◆ **What this task involves**
Retype all of the data. Every line must match exactly.

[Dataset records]
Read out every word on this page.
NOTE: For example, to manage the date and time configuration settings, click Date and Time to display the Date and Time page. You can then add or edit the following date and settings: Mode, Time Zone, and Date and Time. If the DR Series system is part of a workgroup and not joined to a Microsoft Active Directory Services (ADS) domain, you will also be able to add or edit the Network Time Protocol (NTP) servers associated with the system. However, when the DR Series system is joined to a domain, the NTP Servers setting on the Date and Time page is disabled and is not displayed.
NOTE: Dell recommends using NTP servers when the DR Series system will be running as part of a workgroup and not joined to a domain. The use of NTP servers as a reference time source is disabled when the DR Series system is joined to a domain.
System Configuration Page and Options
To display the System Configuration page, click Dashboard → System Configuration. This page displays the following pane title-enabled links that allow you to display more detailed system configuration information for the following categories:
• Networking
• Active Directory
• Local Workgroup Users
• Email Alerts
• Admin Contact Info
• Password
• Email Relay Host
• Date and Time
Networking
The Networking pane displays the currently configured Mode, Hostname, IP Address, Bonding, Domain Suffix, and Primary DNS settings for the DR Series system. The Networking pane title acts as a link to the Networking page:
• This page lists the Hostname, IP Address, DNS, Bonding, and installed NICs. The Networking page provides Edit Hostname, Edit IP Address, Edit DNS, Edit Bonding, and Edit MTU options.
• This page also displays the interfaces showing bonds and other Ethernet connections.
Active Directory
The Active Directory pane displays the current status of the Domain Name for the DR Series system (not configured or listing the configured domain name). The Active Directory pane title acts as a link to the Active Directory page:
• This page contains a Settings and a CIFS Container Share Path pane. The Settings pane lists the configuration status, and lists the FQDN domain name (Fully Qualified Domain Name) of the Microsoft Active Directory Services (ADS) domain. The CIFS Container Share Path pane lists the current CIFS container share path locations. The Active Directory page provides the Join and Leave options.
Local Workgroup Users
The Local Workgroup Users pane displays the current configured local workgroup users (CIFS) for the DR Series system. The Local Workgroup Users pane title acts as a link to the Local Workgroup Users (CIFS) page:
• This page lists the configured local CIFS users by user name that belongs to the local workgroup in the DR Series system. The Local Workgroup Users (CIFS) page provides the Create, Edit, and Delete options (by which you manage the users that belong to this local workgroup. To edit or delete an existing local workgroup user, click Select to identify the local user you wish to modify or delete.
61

◆ **Full answer**
Read out every word on this page.
NOTE: For example, to manage the date and time configuration settings, click Date and Time to display the Date and Time page. You can then add or edit the following date and settings: Mode, Time Zone, and Date and Time. If the DR Series system is part of a workgroup and not joined to a Microsoft Active Directory Services (ADS) domain, you will also be able to add or edit the Network Time Protocol (NTP) servers associated with the system. However, when the DR Series system is joined to a domain, the NTP Servers setting on the Date and Time page is disabled and is not displayed.
NOTE: Dell recommends using NTP servers when the DR Series system will be running as part of a workgroup and not joined to a domain. The use of NTP servers as a reference time source is disabled when the DR Series system is joined to a domain.
System Configuration Page and Options
To display the System Configuration page, click Dashboard → System Configuration. This page displays the following pane title-enabled links that allow you to display more detailed system configuration information for the following categories:
• Networking
• Active Directory
• Local Workgroup Users
• Email Alerts
• Admin Contact Info
• Password
• Email Relay Host
• Date and Time
Networking
The Networking pane displays the currently configured Mode, Hostname, IP Address, Bonding, Domain Suffix, and Primary DNS settings for the DR Series system. The Networking pane title acts as a link to the Networking page:
• This page lists the Hostname, IP Address, DNS, Bonding, and installed NICs. The Networking page provides Edit Hostname, Edit IP Address, Edit DNS, Edit Bonding, and Edit MTU options.
• This page also displays the interfaces showing bonds and other Ethernet connections.
Active Directory
The Active Directory pane displays the current status of the Domain Name for the DR Series system (not configured or listing the configured domain name). The Active Directory pane title acts as a link to the Active Directory page:
• This page contains a Settings and a CIFS Container Share Path pane. The Settings pane lists the configuration status, and lists the FQDN domain name (Fully Qualified Domain Name) of the Microsoft Active Directory Services (ADS) domain. The CIFS Container Share Path pane lists the current CIFS container share path locations. The Active Directory page provides the Join and Leave options.
Local Workgroup Users
The Local Workgroup Users pane displays the current configured local workgroup users (CIFS) for the DR Series system. The Local Workgroup Users pane title acts as a link to the Local Workgroup Users (CIFS) page:
• This page lists the configured local CIFS users by user name that belongs to the local workgroup in the DR Series system. The Local Workgroup Users (CIFS) page provides the Create, Edit, and Delete options (by which you manage the users that belong to this local workgroup. To edit or delete an existing local workgroup user, click Select to identify the local user you wish to modify or delete.
61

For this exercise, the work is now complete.